Reproduce each line that includes the word "purlins".

Collected data entries
##############################

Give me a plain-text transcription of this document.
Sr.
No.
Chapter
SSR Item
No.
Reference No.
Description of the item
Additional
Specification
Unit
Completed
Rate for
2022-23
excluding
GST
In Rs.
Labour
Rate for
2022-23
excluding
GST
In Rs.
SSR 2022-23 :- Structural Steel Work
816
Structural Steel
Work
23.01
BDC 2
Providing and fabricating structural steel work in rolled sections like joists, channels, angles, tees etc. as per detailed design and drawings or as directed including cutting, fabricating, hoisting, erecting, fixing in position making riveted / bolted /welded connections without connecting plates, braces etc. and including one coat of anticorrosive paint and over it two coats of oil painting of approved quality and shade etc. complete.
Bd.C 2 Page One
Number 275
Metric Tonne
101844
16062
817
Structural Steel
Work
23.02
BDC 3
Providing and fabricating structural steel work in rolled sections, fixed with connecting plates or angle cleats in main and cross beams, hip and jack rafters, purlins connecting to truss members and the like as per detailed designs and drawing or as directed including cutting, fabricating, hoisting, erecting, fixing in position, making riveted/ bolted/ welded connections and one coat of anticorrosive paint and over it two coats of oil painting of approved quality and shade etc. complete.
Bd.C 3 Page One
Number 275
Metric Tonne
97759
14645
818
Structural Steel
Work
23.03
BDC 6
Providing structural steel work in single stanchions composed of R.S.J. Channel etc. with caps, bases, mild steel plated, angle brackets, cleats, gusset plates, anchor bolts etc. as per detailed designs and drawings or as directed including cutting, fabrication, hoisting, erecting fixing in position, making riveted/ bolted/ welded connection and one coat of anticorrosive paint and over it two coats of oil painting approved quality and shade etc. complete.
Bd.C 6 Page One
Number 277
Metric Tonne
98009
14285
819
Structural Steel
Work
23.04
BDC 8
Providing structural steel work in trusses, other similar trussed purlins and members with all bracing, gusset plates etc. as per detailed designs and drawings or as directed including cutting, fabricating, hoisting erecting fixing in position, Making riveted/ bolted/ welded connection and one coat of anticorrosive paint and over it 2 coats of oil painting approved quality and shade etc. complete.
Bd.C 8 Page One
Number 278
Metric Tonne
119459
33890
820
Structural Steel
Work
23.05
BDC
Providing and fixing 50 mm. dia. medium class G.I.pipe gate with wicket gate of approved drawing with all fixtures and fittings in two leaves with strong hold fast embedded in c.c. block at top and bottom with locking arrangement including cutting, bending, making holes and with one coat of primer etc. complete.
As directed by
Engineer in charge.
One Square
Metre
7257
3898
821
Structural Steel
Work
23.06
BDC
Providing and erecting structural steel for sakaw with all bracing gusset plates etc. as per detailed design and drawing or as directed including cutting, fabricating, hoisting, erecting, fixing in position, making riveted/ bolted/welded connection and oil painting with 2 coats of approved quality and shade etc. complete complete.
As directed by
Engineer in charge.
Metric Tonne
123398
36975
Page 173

##############################

WRITTEN ANSWER:
Providing and fabricating structural steel work in rolled sections, fixed with connecting plates or angle cleats in main and cross beams, hip and jack rafters, purlins connecting to truss members and the like as per detailed designs and drawing or as directed including cutting, fabricating, hoisting, erecting, fixing in position, making riveted/ bolted/ welded connections and one coat of anticorrosive paint and over it two coats of oil painting of approved quality and shade etc. complete.
Providing structural steel work in trusses, other similar trussed purlins and members with all bracing, gusset plates etc. as per detailed designs and drawings or as directed including cutting, fabricating, hoisting erecting fixing in position, Making riveted/ bolted/ welded connection and one coat of anticorrosive paint and over it 2 coats of oil painting approved quality and shade etc. complete.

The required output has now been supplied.